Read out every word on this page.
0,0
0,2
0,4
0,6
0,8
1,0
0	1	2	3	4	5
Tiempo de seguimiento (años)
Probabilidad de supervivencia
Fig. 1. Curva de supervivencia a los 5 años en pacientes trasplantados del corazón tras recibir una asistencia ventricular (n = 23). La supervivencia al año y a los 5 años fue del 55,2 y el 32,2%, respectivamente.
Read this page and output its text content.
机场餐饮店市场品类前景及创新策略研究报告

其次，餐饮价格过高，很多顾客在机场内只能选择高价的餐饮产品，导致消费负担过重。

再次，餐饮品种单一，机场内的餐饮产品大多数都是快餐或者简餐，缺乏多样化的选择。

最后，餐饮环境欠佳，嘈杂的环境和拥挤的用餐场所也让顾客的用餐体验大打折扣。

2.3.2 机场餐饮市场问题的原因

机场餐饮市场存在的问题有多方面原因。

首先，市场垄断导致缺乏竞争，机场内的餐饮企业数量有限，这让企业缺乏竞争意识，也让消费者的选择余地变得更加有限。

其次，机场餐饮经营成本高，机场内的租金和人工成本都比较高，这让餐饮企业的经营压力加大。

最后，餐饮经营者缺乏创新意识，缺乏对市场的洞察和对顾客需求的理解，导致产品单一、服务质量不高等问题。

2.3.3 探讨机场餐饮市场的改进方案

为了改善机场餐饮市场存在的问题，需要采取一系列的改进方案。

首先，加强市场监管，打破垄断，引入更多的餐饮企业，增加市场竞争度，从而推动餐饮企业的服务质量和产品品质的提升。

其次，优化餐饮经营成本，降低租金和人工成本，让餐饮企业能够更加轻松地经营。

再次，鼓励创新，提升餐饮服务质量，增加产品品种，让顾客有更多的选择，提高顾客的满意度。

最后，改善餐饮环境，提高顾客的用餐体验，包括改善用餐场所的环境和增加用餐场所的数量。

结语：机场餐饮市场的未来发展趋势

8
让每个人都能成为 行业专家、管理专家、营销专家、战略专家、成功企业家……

----

What needs to be done: Of the lines in the data above, how many contain the word "supervivencia"? Give only that figure.

Output of the task: 2